WHAT YOU HAVE TO DO —
Report how many lines hold the word "image"; give nothing but the number.
[START OF DATASET RECORDS]
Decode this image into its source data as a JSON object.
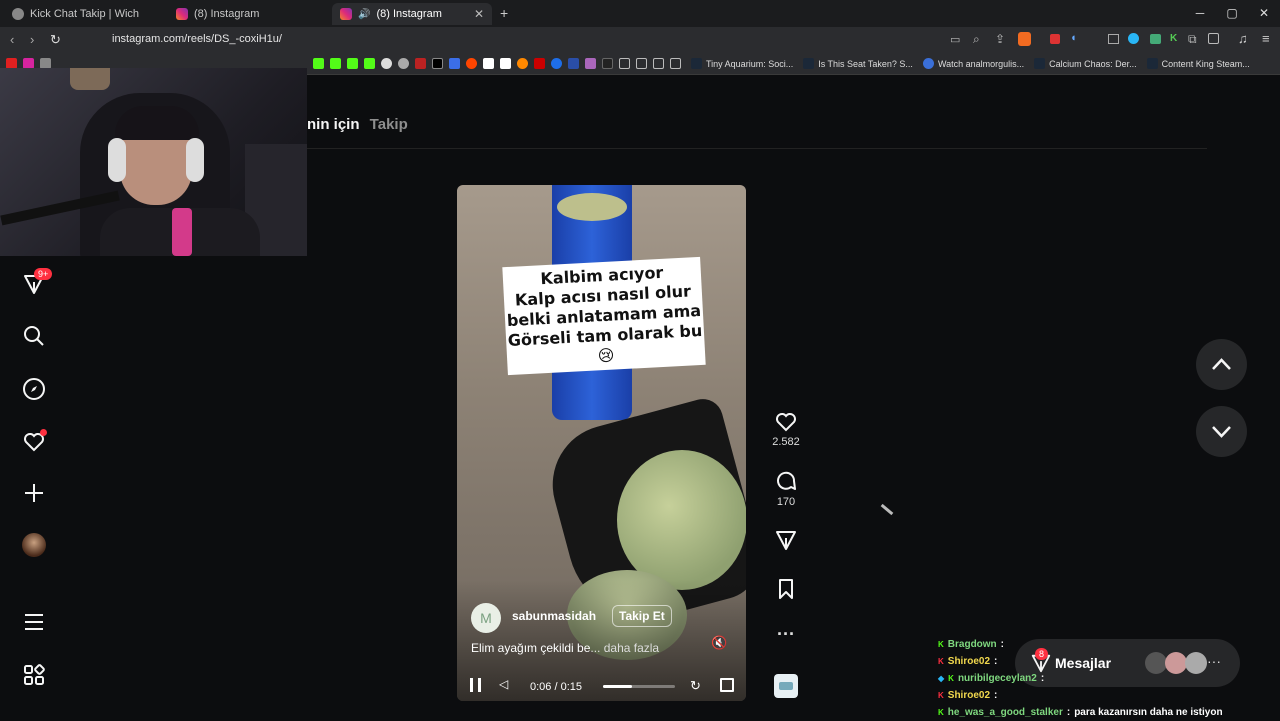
{
  "tabs": [
    {
      "title": "Kick Chat Takip | Wich"
    },
    {
      "title": "(8) Instagram"
    },
    {
      "title": "(8) Instagram"
    }
  ],
  "url": "instagram.com/reels/DS_-coxiH1u/",
  "bookmarks": [
    {
      "label": "Tiny Aquarium: Soci..."
    },
    {
      "label": "Is This Seat Taken? S..."
    },
    {
      "label": "Watch analmorgulis..."
    },
    {
      "label": "Calcium Chaos: Der..."
    },
    {
      "label": "Content King Steam..."
    }
  ],
  "ig": {
    "tab_for_you": "nin için",
    "tab_following": "Takip",
    "notif_badge": "9+",
    "caption_lines": [
      "Kalbim acıyor",
      "Kalp acısı nasıl olur",
      "belki anlatamam ama",
      "Görseli tam olarak bu",
      "😢"
    ],
    "likes": "2.582",
    "comments": "170",
    "username": "sabunmasidah",
    "follow_label": "Takip Et",
    "description": "Elim ayağım çekildi be",
    "more": "... daha fazla",
    "time": "0:06 / 0:15",
    "progress": 0.4,
    "messages_label": "Mesajlar",
    "messages_badge": "8"
  },
  "chat": [
    {
      "user": "Bragdown",
      "msg": "",
      "color": "#7fd87f"
    },
    {
      "user": "Shiroe02",
      "msg": "",
      "color": "#f2d94e"
    },
    {
      "user": "nuribilgeceylan2",
      "msg": "",
      "color": "#7fd87f"
    },
    {
      "user": "Shiroe02",
      "msg": "",
      "color": "#f2d94e"
    },
    {
      "user": "he_was_a_good_stalker",
      "msg": "para kazanırsın daha ne istiyon",
      "color": "#7fd87f"
    }
  ]
}
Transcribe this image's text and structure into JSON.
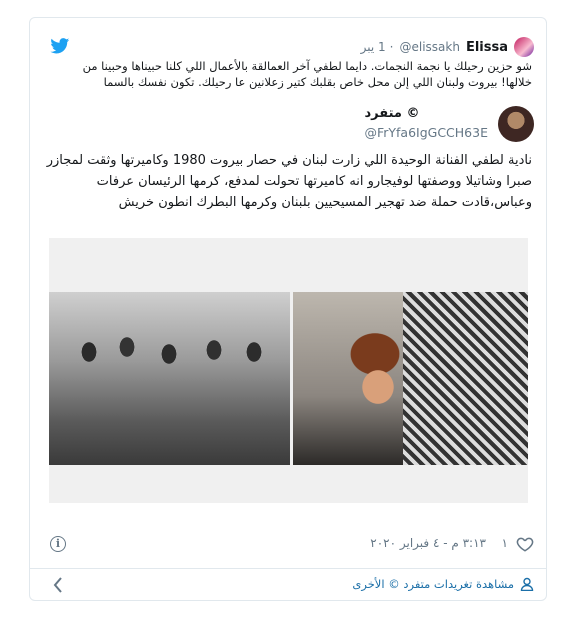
{
  "reply": {
    "name": "Elissa",
    "handle": "@elissakh",
    "separator": "·",
    "time": "1 يبر",
    "text": "شو حزين رحيلك يا نجمة النجمات. دايما لطفي آخر العمالقة بالأعمال اللي كلنا حبيناها وحبينا من خلالها! بيروت ولبنان اللي إلن محل خاص بقلبك كتير زعلانين عا رحيلك. تكون نفسك بالسما"
  },
  "author": {
    "name": "© متفرد",
    "handle": "@FrYfa6IgGCCH63E"
  },
  "tweet": {
    "text": "نادية لطفي الفنانة الوحيدة اللي زارت لبنان في حصار بيروت 1980 وكاميرتها وثقت لمجازر صبرا وشاتيلا ووصفتها لوفيجارو انه كاميرتها تحولت لمدفع، كرمها الرئيسان عرفات وعباس،قادت حملة ضد تهجير المسيحيين بلبنان وكرمها البطرك انطون خريش"
  },
  "actions": {
    "like_count": "١",
    "timestamp": "٣:١٣ م - ٤ فبراير ٢٠٢٠",
    "info_icon": "i"
  },
  "footer": {
    "link_label": "مشاهدة تغريدات متفرد © الأخرى"
  },
  "colors": {
    "brand": "#1da1f2",
    "muted": "#657786",
    "link": "#1b6fa8",
    "border": "#e1e8ed"
  },
  "icons": {
    "brand": "twitter-bird-icon",
    "like": "heart-icon",
    "info": "info-icon",
    "back": "chevron-left-icon",
    "profile": "person-icon"
  }
}
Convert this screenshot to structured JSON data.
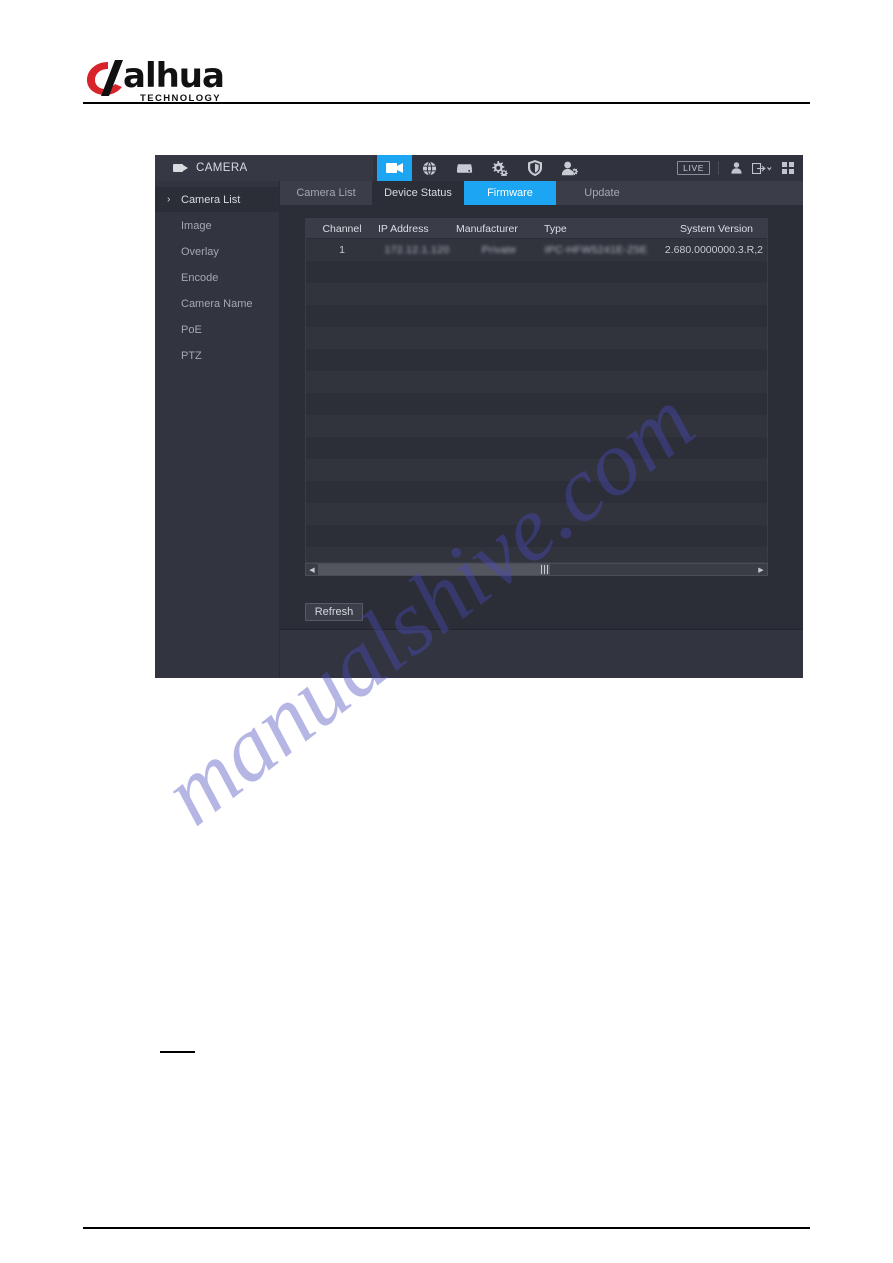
[END OF DATASET RECORDS]
CORRECT RESULT —
2